◆ Challenge:
Transcribe every entry below word for word, but skip the pictures.

(Dataset items)
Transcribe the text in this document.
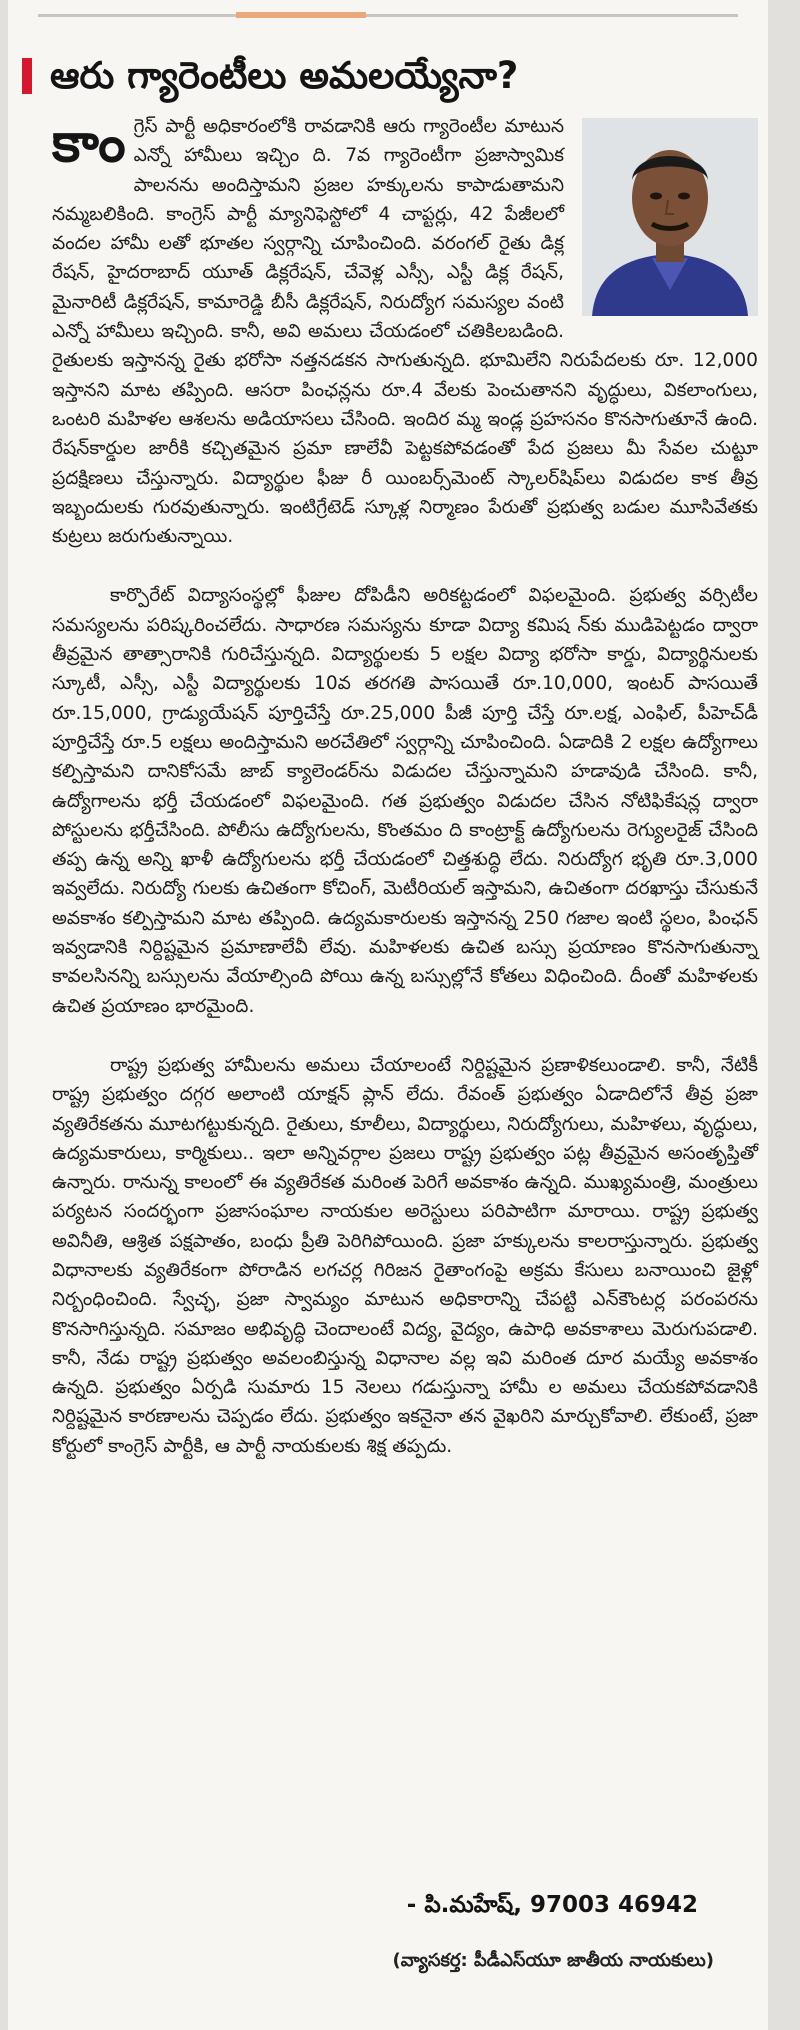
ఆరు గ్యారెంటీలు అమలయ్యేనా?
కాం గ్రెస్ పార్టీ అధికారంలోకి రావడానికి ఆరు గ్యారెంటీల మాటున ఎన్నో హామీలు ఇచ్చిం ది. 7వ గ్యారెంటీగా ప్రజాస్వామిక పాలనను అందిస్తామని ప్రజల హక్కులను కాపాడుతామని నమ్మబలికింది. కాంగ్రెస్ పార్టీ మ్యానిఫెస్టోలో 4 చాప్టర్లు, 42 పేజీలలో వందల హామీ లతో భూతల స్వర్గాన్ని చూపించింది. వరంగల్ రైతు డిక్ల రేషన్, హైదరాబాద్ యూత్ డిక్లరేషన్, చేవెళ్ల ఎస్సీ, ఎస్టీ డిక్ల రేషన్, మైనారిటీ డిక్లరేషన్, కామారెడ్డి బీసీ డిక్లరేషన్, నిరుద్యోగ సమస్యల వంటి ఎన్నో హామీలు ఇచ్చింది. కానీ, అవి అమలు చేయడంలో చతికిలబడింది. రైతులకు ఇస్తానన్న రైతు భరోసా నత్తనడకన సాగుతున్నది. భూమిలేని నిరుపేదలకు రూ. 12,000 ఇస్తానని మాట తప్పింది. ఆసరా పింఛన్లను రూ.4 వేలకు పెంచుతానని వృద్ధులు, వికలాంగులు, ఒంటరి మహిళల ఆశలను అడియాసలు చేసింది. ఇందిర మ్మ ఇండ్ల ప్రహసనం కొనసాగుతూనే ఉంది. రేషన్‌కార్డుల జారీకి కచ్చితమైన ప్రమా ణాలేవీ పెట్టకపోవడంతో పేద ప్రజలు మీ సేవల చుట్టూ ప్రదక్షిణలు చేస్తున్నారు. విద్యార్థుల ఫీజు రీ యింబర్స్‌మెంట్ స్కాలర్‌షిప్‌లు విడుదల కాక తీవ్ర ఇబ్బందులకు గురవుతున్నారు. ఇంటిగ్రేటెడ్ స్కూళ్ల నిర్మాణం పేరుతో ప్రభుత్వ బడుల మూసివేతకు కుట్రలు జరుగుతున్నాయి.

కార్పొరేట్ విద్యాసంస్థల్లో ఫీజుల దోపిడీని అరికట్టడంలో విఫలమైంది. ప్రభుత్వ వర్సిటీల సమస్యలను పరిష్కరించలేదు. సాధారణ సమస్యను కూడా విద్యా కమిష న్‌కు ముడిపెట్టడం ద్వారా తీవ్రమైన తాత్సారానికి గురిచేస్తున్నది. విద్యార్థులకు 5 లక్షల విద్యా భరోసా కార్డు, విద్యార్థినులకు స్కూటీ, ఎస్సీ, ఎస్టీ విద్యార్థులకు 10వ తరగతి పాసయితే రూ.10,000, ఇంటర్ పాసయితే రూ.15,000, గ్రాడ్యుయేషన్ పూర్తిచేస్తే రూ.25,000 పీజీ పూర్తి చేస్తే రూ.లక్ష, ఎంఫిల్, పీహెచ్‌డీ పూర్తిచేస్తే రూ.5 లక్షలు అందిస్తామని అరచేతిలో స్వర్గాన్ని చూపించింది. ఏడాదికి 2 లక్షల ఉద్యోగాలు కల్పిస్తామని దానికోసమే జాబ్ క్యాలెండర్‌ను విడుదల చేస్తున్నామని హడావుడి చేసింది. కానీ, ఉద్యోగాలను భర్తీ చేయడంలో విఫలమైంది. గత ప్రభుత్వం విడుదల చేసిన నోటిఫికేషన్ల ద్వారా పోస్టులను భర్తీచేసింది. పోలీసు ఉద్యోగులను, కొంతమం ది కాంట్రాక్ట్ ఉద్యోగులను రెగ్యులరైజ్ చేసింది తప్ప ఉన్న అన్ని ఖాళీ ఉద్యోగులను భర్తీ చేయడంలో చిత్తశుద్ధి లేదు. నిరుద్యోగ భృతి రూ.3,000 ఇవ్వలేదు. నిరుద్యో గులకు ఉచితంగా కోచింగ్, మెటీరియల్ ఇస్తామని, ఉచితంగా దరఖాస్తు చేసుకునే అవకాశం కల్పిస్తామని మాట తప్పింది. ఉద్యమకారులకు ఇస్తానన్న 250 గజాల ఇంటి స్థలం, పింఛన్ ఇవ్వడానికి నిర్దిష్టమైన ప్రమాణాలేవీ లేవు. మహిళలకు ఉచిత బస్సు ప్రయాణం కొనసాగుతున్నా కావలసినన్ని బస్సులను వేయాల్సింది పోయి ఉన్న బస్సుల్లోనే కోతలు విధించింది. దీంతో మహిళలకు ఉచిత ప్రయాణం భారమైంది.

రాష్ట్ర ప్రభుత్వ హామీలను అమలు చేయాలంటే నిర్దిష్టమైన ప్రణాళికలుండాలి. కానీ, నేటికీ రాష్ట్ర ప్రభుత్వం దగ్గర అలాంటి యాక్షన్ ప్లాన్ లేదు. రేవంత్ ప్రభుత్వం ఏడాదిలోనే తీవ్ర ప్రజా వ్యతిరేకతను మూటగట్టుకున్నది. రైతులు, కూలీలు, విద్యార్థులు, నిరుద్యోగులు, మహిళలు, వృద్ధులు, ఉద్యమకారులు, కార్మికులు.. ఇలా అన్నివర్గాల ప్రజలు రాష్ట్ర ప్రభుత్వం పట్ల తీవ్రమైన అసంతృప్తితో ఉన్నారు. రానున్న కాలంలో ఈ వ్యతిరేకత మరింత పెరిగే అవకాశం ఉన్నది. ముఖ్యమంత్రి, మంత్రులు పర్యటన సందర్భంగా ప్రజాసంఘాల నాయకుల అరెస్టులు పరిపాటిగా మారాయి. రాష్ట్ర ప్రభుత్వ అవినీతి, ఆశ్రిత పక్షపాతం, బంధు ప్రీతి పెరిగిపోయింది. ప్రజా హక్కులను కాలరాస్తున్నారు. ప్రభుత్వ విధానాలకు వ్యతిరేకంగా పోరాడిన లగచర్ల గిరిజన రైతాంగంపై అక్రమ కేసులు బనాయించి జైళ్లో నిర్బంధించింది. స్వేచ్ఛ, ప్రజా స్వామ్యం మాటున అధికారాన్ని చేపట్టి ఎన్‌కౌంటర్ల పరంపరను కొనసాగిస్తున్నది. సమాజం అభివృద్ధి చెందాలంటే విద్య, వైద్యం, ఉపాధి అవకాశాలు మెరుగుపడాలి. కానీ, నేడు రాష్ట్ర ప్రభుత్వం అవలంబిస్తున్న విధానాల వల్ల ఇవి మరింత దూర మయ్యే అవకాశం ఉన్నది. ప్రభుత్వం ఏర్పడి సుమారు 15 నెలలు గడుస్తున్నా హామీ ల అమలు చేయకపోవడానికి నిర్దిష్టమైన కారణాలను చెప్పడం లేదు. ప్రభుత్వం ఇకనైనా తన వైఖరిని మార్చుకోవాలి. లేకుంటే, ప్రజా కోర్టులో కాంగ్రెస్ పార్టీకి, ఆ పార్టీ నాయకులకు శిక్ష తప్పదు.

- పి.మహేష్, 97003 46942
(వ్యాసకర్త: పీడీఎస్‌యూ జాతీయ నాయకులు)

◆ Answer below:
Transcribe the text in this document.
ఆరు గ్యారెంటీలు అమలయ్యేనా?
కాం గ్రెస్ పార్టీ అధికారంలోకి రావడానికి ఆరు గ్యారెంటీల మాటున ఎన్నో హామీలు ఇచ్చిం ది. 7వ గ్యారెంటీగా ప్రజాస్వామిక పాలనను అందిస్తామని ప్రజల హక్కులను కాపాడుతామని నమ్మబలికింది. కాంగ్రెస్ పార్టీ మ్యానిఫెస్టోలో 4 చాప్టర్లు, 42 పేజీలలో వందల హామీ లతో భూతల స్వర్గాన్ని చూపించింది. వరంగల్ రైతు డిక్ల రేషన్, హైదరాబాద్ యూత్ డిక్లరేషన్, చేవెళ్ల ఎస్సీ, ఎస్టీ డిక్ల రేషన్, మైనారిటీ డిక్లరేషన్, కామారెడ్డి బీసీ డిక్లరేషన్, నిరుద్యోగ సమస్యల వంటి ఎన్నో హామీలు ఇచ్చింది. కానీ, అవి అమలు చేయడంలో చతికిలబడింది. రైతులకు ఇస్తానన్న రైతు భరోసా నత్తనడకన సాగుతున్నది. భూమిలేని నిరుపేదలకు రూ. 12,000 ఇస్తానని మాట తప్పింది. ఆసరా పింఛన్లను రూ.4 వేలకు పెంచుతానని వృద్ధులు, వికలాంగులు, ఒంటరి మహిళల ఆశలను అడియాసలు చేసింది. ఇందిర మ్మ ఇండ్ల ప్రహసనం కొనసాగుతూనే ఉంది. రేషన్‌కార్డుల జారీకి కచ్చితమైన ప్రమా ణాలేవీ పెట్టకపోవడంతో పేద ప్రజలు మీ సేవల చుట్టూ ప్రదక్షిణలు చేస్తున్నారు. విద్యార్థుల ఫీజు రీ యింబర్స్‌మెంట్ స్కాలర్‌షిప్‌లు విడుదల కాక తీవ్ర ఇబ్బందులకు గురవుతున్నారు. ఇంటిగ్రేటెడ్ స్కూళ్ల నిర్మాణం పేరుతో ప్రభుత్వ బడుల మూసివేతకు కుట్రలు జరుగుతున్నాయి.

కార్పొరేట్ విద్యాసంస్థల్లో ఫీజుల దోపిడీని అరికట్టడంలో విఫలమైంది. ప్రభుత్వ వర్సిటీల సమస్యలను పరిష్కరించలేదు. సాధారణ సమస్యను కూడా విద్యా కమిష న్‌కు ముడిపెట్టడం ద్వారా తీవ్రమైన తాత్సారానికి గురిచేస్తున్నది. విద్యార్థులకు 5 లక్షల విద్యా భరోసా కార్డు, విద్యార్థినులకు స్కూటీ, ఎస్సీ, ఎస్టీ విద్యార్థులకు 10వ తరగతి పాసయితే రూ.10,000, ఇంటర్ పాసయితే రూ.15,000, గ్రాడ్యుయేషన్ పూర్తిచేస్తే రూ.25,000 పీజీ పూర్తి చేస్తే రూ.లక్ష, ఎంఫిల్, పీహెచ్‌డీ పూర్తిచేస్తే రూ.5 లక్షలు అందిస్తామని అరచేతిలో స్వర్గాన్ని చూపించింది. ఏడాదికి 2 లక్షల ఉద్యోగాలు కల్పిస్తామని దానికోసమే జాబ్ క్యాలెండర్‌ను విడుదల చేస్తున్నామని హడావుడి చేసింది. కానీ, ఉద్యోగాలను భర్తీ చేయడంలో విఫలమైంది. గత ప్రభుత్వం విడుదల చేసిన నోటిఫికేషన్ల ద్వారా పోస్టులను భర్తీచేసింది. పోలీసు ఉద్యోగులను, కొంతమం ది కాంట్రాక్ట్ ఉద్యోగులను రెగ్యులరైజ్ చేసింది తప్ప ఉన్న అన్ని ఖాళీ ఉద్యోగులను భర్తీ చేయడంలో చిత్తశుద్ధి లేదు. నిరుద్యోగ భృతి రూ.3,000 ఇవ్వలేదు. నిరుద్యో గులకు ఉచితంగా కోచింగ్, మెటీరియల్ ఇస్తామని, ఉచితంగా దరఖాస్తు చేసుకునే అవకాశం కల్పిస్తామని మాట తప్పింది. ఉద్యమకారులకు ఇస్తానన్న 250 గజాల ఇంటి స్థలం, పింఛన్ ఇవ్వడానికి నిర్దిష్టమైన ప్రమాణాలేవీ లేవు. మహిళలకు ఉచిత బస్సు ప్రయాణం కొనసాగుతున్నా కావలసినన్ని బస్సులను వేయాల్సింది పోయి ఉన్న బస్సుల్లోనే కోతలు విధించింది. దీంతో మహిళలకు ఉచిత ప్రయాణం భారమైంది.

రాష్ట్ర ప్రభుత్వ హామీలను అమలు చేయాలంటే నిర్దిష్టమైన ప్రణాళికలుండాలి. కానీ, నేటికీ రాష్ట్ర ప్రభుత్వం దగ్గర అలాంటి యాక్షన్ ప్లాన్ లేదు. రేవంత్ ప్రభుత్వం ఏడాదిలోనే తీవ్ర ప్రజా వ్యతిరేకతను మూటగట్టుకున్నది. రైతులు, కూలీలు, విద్యార్థులు, నిరుద్యోగులు, మహిళలు, వృద్ధులు, ఉద్యమకారులు, కార్మికులు.. ఇలా అన్నివర్గాల ప్రజలు రాష్ట్ర ప్రభుత్వం పట్ల తీవ్రమైన అసంతృప్తితో ఉన్నారు. రానున్న కాలంలో ఈ వ్యతిరేకత మరింత పెరిగే అవకాశం ఉన్నది. ముఖ్యమంత్రి, మంత్రులు పర్యటన సందర్భంగా ప్రజాసంఘాల నాయకుల అరెస్టులు పరిపాటిగా మారాయి. రాష్ట్ర ప్రభుత్వ అవినీతి, ఆశ్రిత పక్షపాతం, బంధు ప్రీతి పెరిగిపోయింది. ప్రజా హక్కులను కాలరాస్తున్నారు. ప్రభుత్వ విధానాలకు వ్యతిరేకంగా పోరాడిన లగచర్ల గిరిజన రైతాంగంపై అక్రమ కేసులు బనాయించి జైళ్లో నిర్బంధించింది. స్వేచ్ఛ, ప్రజా స్వామ్యం మాటున అధికారాన్ని చేపట్టి ఎన్‌కౌంటర్ల పరంపరను కొనసాగిస్తున్నది. సమాజం అభివృద్ధి చెందాలంటే విద్య, వైద్యం, ఉపాధి అవకాశాలు మెరుగుపడాలి. కానీ, నేడు రాష్ట్ర ప్రభుత్వం అవలంబిస్తున్న విధానాల వల్ల ఇవి మరింత దూర మయ్యే అవకాశం ఉన్నది. ప్రభుత్వం ఏర్పడి సుమారు 15 నెలలు గడుస్తున్నా హామీ ల అమలు చేయకపోవడానికి నిర్దిష్టమైన కారణాలను చెప్పడం లేదు. ప్రభుత్వం ఇకనైనా తన వైఖరిని మార్చుకోవాలి. లేకుంటే, ప్రజా కోర్టులో కాంగ్రెస్ పార్టీకి, ఆ పార్టీ నాయకులకు శిక్ష తప్పదు.

- పి.మహేష్, 97003 46942
(వ్యాసకర్త: పీడీఎస్‌యూ జాతీయ నాయకులు)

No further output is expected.